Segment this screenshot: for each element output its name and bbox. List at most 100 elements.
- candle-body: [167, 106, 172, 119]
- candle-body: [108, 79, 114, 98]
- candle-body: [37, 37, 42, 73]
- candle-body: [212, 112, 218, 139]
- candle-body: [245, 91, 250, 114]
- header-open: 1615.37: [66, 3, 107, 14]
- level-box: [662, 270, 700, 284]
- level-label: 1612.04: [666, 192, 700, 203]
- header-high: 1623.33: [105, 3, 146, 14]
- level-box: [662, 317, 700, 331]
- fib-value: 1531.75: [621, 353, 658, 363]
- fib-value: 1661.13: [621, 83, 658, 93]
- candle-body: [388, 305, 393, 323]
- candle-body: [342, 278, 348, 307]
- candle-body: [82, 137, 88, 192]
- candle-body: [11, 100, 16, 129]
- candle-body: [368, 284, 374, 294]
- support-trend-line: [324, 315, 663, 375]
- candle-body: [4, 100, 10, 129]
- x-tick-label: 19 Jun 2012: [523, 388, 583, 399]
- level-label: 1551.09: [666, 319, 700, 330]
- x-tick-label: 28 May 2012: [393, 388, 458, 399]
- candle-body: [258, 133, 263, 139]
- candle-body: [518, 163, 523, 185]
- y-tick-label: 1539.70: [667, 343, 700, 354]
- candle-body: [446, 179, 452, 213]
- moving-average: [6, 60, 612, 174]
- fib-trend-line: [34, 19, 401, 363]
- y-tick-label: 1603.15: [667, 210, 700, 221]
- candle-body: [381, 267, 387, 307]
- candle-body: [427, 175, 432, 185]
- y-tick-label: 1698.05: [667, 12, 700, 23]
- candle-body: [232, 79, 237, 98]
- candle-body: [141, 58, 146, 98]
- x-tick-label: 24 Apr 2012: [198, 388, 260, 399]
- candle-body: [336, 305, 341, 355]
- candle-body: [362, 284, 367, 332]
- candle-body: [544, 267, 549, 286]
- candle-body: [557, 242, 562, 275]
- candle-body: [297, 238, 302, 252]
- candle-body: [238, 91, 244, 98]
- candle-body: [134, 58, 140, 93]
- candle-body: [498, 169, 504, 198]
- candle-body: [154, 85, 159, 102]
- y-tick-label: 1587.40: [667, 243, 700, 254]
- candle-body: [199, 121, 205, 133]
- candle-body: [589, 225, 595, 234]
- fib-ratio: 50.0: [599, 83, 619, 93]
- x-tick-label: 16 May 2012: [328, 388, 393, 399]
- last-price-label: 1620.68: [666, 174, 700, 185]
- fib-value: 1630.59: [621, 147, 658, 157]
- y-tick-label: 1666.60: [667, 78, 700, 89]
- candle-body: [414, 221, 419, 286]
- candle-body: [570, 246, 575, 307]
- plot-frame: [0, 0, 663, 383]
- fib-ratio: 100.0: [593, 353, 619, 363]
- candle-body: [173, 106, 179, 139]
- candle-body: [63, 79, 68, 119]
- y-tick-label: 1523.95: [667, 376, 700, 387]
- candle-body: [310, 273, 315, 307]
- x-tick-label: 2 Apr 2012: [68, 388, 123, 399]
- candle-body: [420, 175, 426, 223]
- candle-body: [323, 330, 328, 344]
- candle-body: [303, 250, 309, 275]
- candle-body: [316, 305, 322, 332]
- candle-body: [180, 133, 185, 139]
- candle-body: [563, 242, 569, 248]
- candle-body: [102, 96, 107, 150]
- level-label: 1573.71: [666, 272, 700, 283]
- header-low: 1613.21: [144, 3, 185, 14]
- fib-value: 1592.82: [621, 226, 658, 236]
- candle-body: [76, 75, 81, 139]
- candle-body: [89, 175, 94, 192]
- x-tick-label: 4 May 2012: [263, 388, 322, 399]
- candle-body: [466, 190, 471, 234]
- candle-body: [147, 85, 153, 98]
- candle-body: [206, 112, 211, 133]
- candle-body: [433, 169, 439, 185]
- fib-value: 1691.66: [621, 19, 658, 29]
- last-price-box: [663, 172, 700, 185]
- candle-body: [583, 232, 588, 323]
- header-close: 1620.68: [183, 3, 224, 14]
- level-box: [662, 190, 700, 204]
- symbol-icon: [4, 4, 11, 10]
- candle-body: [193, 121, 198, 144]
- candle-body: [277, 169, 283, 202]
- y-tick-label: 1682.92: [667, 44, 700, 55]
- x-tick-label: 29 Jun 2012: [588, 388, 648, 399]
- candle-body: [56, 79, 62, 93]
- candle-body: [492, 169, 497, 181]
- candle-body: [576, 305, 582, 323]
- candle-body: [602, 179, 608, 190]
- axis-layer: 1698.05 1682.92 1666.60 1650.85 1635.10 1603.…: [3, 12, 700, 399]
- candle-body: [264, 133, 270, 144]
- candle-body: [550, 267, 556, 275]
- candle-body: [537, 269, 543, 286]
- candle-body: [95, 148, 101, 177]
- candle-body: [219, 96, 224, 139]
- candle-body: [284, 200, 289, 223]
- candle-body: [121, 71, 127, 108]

◆ Exercise: Update the lines above by replacing every occurrence of "fib-value" with "fibonacci-value", and leave everything else unchanged.

◆ Written solution:
Segment this screenshot: for each element output its name and bbox. List at most 100 elements.
- candle-body: [167, 106, 172, 119]
- candle-body: [108, 79, 114, 98]
- candle-body: [37, 37, 42, 73]
- candle-body: [212, 112, 218, 139]
- candle-body: [245, 91, 250, 114]
- header-open: 1615.37: [66, 3, 107, 14]
- level-box: [662, 270, 700, 284]
- level-label: 1612.04: [666, 192, 700, 203]
- header-high: 1623.33: [105, 3, 146, 14]
- level-box: [662, 317, 700, 331]
- fibonacci-value: 1531.75: [621, 353, 658, 363]
- fibonacci-value: 1661.13: [621, 83, 658, 93]
- candle-body: [388, 305, 393, 323]
- candle-body: [342, 278, 348, 307]
- candle-body: [82, 137, 88, 192]
- candle-body: [11, 100, 16, 129]
- candle-body: [368, 284, 374, 294]
- support-trend-line: [324, 315, 663, 375]
- candle-body: [4, 100, 10, 129]
- x-tick-label: 19 Jun 2012: [523, 388, 583, 399]
- level-label: 1551.09: [666, 319, 700, 330]
- x-tick-label: 28 May 2012: [393, 388, 458, 399]
- candle-body: [258, 133, 263, 139]
- candle-body: [518, 163, 523, 185]
- y-tick-label: 1539.70: [667, 343, 700, 354]
- candle-body: [446, 179, 452, 213]
- moving-average: [6, 60, 612, 174]
- fib-trend-line: [34, 19, 401, 363]
- y-tick-label: 1603.15: [667, 210, 700, 221]
- candle-body: [381, 267, 387, 307]
- candle-body: [427, 175, 432, 185]
- y-tick-label: 1698.05: [667, 12, 700, 23]
- candle-body: [232, 79, 237, 98]
- candle-body: [141, 58, 146, 98]
- x-tick-label: 24 Apr 2012: [198, 388, 260, 399]
- candle-body: [336, 305, 341, 355]
- candle-body: [362, 284, 367, 332]
- candle-body: [544, 267, 549, 286]
- candle-body: [557, 242, 562, 275]
- candle-body: [297, 238, 302, 252]
- candle-body: [238, 91, 244, 98]
- candle-body: [134, 58, 140, 93]
- candle-body: [498, 169, 504, 198]
- candle-body: [154, 85, 159, 102]
- y-tick-label: 1587.40: [667, 243, 700, 254]
- candle-body: [199, 121, 205, 133]
- candle-body: [589, 225, 595, 234]
- fib-ratio: 50.0: [599, 83, 619, 93]
- x-tick-label: 16 May 2012: [328, 388, 393, 399]
- last-price-label: 1620.68: [666, 174, 700, 185]
- fibonacci-value: 1630.59: [621, 147, 658, 157]
- y-tick-label: 1666.60: [667, 78, 700, 89]
- candle-body: [414, 221, 419, 286]
- candle-body: [570, 246, 575, 307]
- plot-frame: [0, 0, 663, 383]
- fib-ratio: 100.0: [593, 353, 619, 363]
- candle-body: [173, 106, 179, 139]
- candle-body: [63, 79, 68, 119]
- y-tick-label: 1523.95: [667, 376, 700, 387]
- candle-body: [310, 273, 315, 307]
- x-tick-label: 2 Apr 2012: [68, 388, 123, 399]
- candle-body: [420, 175, 426, 223]
- candle-body: [323, 330, 328, 344]
- candle-body: [303, 250, 309, 275]
- candle-body: [316, 305, 322, 332]
- candle-body: [180, 133, 185, 139]
- candle-body: [563, 242, 569, 248]
- candle-body: [102, 96, 107, 150]
- level-label: 1573.71: [666, 272, 700, 283]
- header-low: 1613.21: [144, 3, 185, 14]
- fibonacci-value: 1592.82: [621, 226, 658, 236]
- candle-body: [76, 75, 81, 139]
- candle-body: [89, 175, 94, 192]
- x-tick-label: 4 May 2012: [263, 388, 322, 399]
- candle-body: [466, 190, 471, 234]
- candle-body: [147, 85, 153, 98]
- candle-body: [206, 112, 211, 133]
- candle-body: [433, 169, 439, 185]
- fibonacci-value: 1691.66: [621, 19, 658, 29]
- last-price-box: [663, 172, 700, 185]
- candle-body: [583, 232, 588, 323]
- header-close: 1620.68: [183, 3, 224, 14]
- level-box: [662, 190, 700, 204]
- symbol-icon: [4, 4, 11, 10]
- candle-body: [193, 121, 198, 144]
- candle-body: [277, 169, 283, 202]
- y-tick-label: 1682.92: [667, 44, 700, 55]
- x-tick-label: 29 Jun 2012: [588, 388, 648, 399]
- candle-body: [56, 79, 62, 93]
- candle-body: [492, 169, 497, 181]
- candle-body: [576, 305, 582, 323]
- candle-body: [602, 179, 608, 190]
- axis-layer: 1698.05 1682.92 1666.60 1650.85 1635.10 1603.…: [3, 12, 700, 399]
- candle-body: [264, 133, 270, 144]
- candle-body: [550, 267, 556, 275]
- candle-body: [537, 269, 543, 286]
- candle-body: [95, 148, 101, 177]
- candle-body: [219, 96, 224, 139]
- candle-body: [284, 200, 289, 223]
- candle-body: [121, 71, 127, 108]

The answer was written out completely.